» **Your task**: Select, from the data, each line where "this" occurs.

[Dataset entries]
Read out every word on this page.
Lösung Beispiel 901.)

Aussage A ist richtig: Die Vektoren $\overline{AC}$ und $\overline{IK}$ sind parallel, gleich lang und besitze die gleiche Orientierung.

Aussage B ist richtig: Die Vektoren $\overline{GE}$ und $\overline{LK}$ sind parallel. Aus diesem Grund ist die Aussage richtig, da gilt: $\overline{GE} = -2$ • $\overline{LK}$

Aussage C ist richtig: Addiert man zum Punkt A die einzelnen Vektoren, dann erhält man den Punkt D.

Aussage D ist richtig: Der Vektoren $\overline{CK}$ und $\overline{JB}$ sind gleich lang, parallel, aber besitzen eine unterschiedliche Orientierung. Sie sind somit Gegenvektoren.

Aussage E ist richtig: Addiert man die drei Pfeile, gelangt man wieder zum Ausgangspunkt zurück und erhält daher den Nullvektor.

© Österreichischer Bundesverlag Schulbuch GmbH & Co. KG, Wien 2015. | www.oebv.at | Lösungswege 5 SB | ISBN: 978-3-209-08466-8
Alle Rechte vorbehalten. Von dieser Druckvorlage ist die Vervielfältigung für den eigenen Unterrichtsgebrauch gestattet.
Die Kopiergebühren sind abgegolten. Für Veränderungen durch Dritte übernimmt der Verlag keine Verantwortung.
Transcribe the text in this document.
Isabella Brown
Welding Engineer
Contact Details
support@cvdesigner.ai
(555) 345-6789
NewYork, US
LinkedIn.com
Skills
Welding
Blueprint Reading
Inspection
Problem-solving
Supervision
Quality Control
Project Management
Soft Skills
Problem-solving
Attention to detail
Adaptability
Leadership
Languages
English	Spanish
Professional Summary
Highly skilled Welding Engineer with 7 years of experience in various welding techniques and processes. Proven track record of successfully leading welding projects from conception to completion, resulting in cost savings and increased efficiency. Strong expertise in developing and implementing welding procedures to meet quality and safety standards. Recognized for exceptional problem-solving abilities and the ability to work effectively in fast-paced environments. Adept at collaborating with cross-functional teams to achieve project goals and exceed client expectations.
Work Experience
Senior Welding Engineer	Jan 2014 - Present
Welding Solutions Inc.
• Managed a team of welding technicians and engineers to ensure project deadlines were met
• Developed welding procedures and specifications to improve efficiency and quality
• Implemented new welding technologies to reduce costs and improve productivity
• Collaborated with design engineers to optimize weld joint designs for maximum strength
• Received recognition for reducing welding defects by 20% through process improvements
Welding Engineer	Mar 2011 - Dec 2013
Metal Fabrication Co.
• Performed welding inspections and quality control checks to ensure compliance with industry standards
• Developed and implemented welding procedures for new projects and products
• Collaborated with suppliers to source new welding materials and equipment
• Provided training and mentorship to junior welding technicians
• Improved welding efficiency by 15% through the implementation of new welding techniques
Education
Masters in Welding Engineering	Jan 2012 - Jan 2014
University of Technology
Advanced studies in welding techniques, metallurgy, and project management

» **Problem solution**:
Read out every word on this page.
Transcribe the text in this document.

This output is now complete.